Task instructions —
Give only a count of the lines that include the string "Annex".

Raw records —
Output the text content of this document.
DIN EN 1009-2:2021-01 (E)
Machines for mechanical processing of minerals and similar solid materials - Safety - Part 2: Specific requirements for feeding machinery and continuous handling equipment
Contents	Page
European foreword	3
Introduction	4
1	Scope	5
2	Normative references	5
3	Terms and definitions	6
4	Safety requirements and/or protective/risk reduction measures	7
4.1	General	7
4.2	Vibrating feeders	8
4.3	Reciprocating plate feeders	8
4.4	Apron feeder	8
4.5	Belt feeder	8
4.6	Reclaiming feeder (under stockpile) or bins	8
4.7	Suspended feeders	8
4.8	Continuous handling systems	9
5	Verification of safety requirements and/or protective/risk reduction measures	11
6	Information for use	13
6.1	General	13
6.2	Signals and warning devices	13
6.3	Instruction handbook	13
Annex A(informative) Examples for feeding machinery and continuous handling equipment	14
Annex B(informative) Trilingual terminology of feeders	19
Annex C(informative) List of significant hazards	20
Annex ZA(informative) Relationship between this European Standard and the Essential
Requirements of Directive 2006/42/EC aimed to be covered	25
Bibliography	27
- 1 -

Right answer —
4